In [None]:
# 1. Install dependencies
!pip install datasets transformers librosa jiwer evaluate scikit-learn accelerate --quiet
!apt install git-lfs -qq

In [None]:
# 2. Environment & Login
import os
os.environ["HUGGINGFACE_TOKEN"] = "INSERT_YOUR_HUGGINGFACE_TOKEN_HERE"

from huggingface_hub import login
login(token=os.getenv("HUGGINGFACE_TOKEN"), add_to_git_credential=True)

In [3]:
# 3. Load & split the SLR66 dataset
from datasets import load_dataset
seed = 42

dataset = load_dataset("openslr", "SLR66", trust_remote_code=True)
train_test_split = dataset["train"].train_test_split(test_size=0.2, seed=seed)
slr_train = train_test_split["train"]  # 80%
slr_test  = train_test_split["test"]   # 20%

print(f"Training set size: {len(slr_train)}")
print(f"Test set size:     {len(slr_test)}")

Training set size: 3558
Test set size:     890


In [4]:
# 4. Quick EDA helper
import random, pandas as pd
from IPython.display import display, HTML

def show_random_elements(ds, num=5):
    picks = random.sample(range(len(ds)), num)
    df = pd.DataFrame(ds[picks])
    display(HTML(df.to_html()))

show_random_elements(slr_train.remove_columns(["path", "audio"]), num=5)

● ● ● ●

*Problem description:* According to the notebook excerpt, what training set size is printed after the split?

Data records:

● ● ● ●

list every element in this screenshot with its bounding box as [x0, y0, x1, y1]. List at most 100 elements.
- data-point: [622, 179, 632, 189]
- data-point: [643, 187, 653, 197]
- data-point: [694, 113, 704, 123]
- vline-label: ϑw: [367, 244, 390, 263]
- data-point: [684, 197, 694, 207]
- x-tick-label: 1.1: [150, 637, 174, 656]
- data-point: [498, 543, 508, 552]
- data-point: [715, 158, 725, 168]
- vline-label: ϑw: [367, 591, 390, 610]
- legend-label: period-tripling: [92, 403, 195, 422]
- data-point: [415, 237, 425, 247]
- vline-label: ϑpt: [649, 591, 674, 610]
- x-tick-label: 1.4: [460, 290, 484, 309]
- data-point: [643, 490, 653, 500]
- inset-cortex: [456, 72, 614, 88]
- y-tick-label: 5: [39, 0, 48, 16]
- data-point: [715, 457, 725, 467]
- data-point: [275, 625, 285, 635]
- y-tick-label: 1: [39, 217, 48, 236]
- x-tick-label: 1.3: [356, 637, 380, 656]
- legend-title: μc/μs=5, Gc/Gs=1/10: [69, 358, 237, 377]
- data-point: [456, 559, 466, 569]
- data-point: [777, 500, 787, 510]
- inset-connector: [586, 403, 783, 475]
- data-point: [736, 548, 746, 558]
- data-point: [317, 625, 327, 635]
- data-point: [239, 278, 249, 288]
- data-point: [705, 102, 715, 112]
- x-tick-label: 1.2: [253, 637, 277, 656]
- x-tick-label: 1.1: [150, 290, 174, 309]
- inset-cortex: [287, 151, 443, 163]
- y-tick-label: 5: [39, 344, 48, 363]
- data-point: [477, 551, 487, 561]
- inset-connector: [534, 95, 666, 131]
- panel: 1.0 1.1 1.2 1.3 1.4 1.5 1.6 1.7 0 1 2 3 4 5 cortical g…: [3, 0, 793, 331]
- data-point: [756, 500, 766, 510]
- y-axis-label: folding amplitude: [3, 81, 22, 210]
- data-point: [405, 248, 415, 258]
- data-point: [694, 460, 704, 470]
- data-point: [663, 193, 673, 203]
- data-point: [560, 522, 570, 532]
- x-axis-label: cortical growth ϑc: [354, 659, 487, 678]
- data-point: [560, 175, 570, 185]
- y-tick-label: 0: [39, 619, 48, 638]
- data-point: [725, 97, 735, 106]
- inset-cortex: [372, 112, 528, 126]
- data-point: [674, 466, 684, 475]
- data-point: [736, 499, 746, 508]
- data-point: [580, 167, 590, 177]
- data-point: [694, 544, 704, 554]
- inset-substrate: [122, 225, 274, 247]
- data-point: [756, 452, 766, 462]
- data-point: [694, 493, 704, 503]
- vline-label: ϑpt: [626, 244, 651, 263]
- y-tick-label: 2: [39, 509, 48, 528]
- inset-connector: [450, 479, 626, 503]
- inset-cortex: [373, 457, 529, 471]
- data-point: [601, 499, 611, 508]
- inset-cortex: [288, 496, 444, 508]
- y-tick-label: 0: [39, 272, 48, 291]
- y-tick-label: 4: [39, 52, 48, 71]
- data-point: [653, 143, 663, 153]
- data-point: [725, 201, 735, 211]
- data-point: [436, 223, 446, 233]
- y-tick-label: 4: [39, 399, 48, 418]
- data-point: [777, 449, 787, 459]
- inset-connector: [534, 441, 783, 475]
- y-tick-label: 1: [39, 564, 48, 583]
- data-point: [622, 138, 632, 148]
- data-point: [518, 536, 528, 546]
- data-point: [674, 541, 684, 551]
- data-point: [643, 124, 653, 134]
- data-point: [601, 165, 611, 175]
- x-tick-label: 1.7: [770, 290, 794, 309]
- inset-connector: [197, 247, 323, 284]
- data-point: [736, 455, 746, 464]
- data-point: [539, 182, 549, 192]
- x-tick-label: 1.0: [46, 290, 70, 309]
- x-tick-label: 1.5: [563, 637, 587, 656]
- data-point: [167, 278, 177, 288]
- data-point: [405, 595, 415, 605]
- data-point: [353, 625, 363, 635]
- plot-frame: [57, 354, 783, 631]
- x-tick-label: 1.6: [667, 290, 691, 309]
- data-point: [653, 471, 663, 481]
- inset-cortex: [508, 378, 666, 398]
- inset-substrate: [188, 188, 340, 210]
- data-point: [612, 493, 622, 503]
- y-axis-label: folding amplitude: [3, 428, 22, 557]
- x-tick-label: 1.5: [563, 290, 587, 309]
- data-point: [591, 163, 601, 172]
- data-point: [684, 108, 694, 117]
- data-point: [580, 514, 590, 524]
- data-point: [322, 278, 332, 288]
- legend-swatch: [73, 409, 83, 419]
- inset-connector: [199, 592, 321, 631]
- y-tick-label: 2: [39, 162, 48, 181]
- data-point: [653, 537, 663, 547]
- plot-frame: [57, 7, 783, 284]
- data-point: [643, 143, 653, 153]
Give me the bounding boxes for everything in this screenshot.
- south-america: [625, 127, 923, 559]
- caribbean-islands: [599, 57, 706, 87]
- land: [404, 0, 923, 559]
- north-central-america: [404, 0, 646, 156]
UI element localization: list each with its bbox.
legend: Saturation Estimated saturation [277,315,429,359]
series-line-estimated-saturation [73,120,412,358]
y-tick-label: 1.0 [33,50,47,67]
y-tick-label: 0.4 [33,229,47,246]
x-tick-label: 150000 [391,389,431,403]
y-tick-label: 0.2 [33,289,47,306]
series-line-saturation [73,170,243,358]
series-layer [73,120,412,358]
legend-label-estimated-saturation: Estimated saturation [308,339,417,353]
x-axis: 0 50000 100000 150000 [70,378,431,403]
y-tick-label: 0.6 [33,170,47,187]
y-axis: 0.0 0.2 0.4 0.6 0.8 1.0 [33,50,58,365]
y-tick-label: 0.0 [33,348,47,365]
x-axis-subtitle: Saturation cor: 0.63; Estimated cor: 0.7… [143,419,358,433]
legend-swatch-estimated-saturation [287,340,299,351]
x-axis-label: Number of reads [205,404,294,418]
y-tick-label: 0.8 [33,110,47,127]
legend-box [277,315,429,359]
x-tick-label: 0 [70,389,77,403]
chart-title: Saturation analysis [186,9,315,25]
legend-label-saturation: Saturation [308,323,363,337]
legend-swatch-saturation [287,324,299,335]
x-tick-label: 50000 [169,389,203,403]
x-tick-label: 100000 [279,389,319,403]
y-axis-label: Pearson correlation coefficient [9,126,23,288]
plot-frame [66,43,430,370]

● ● ● ●

*Result for this exercise:* 3558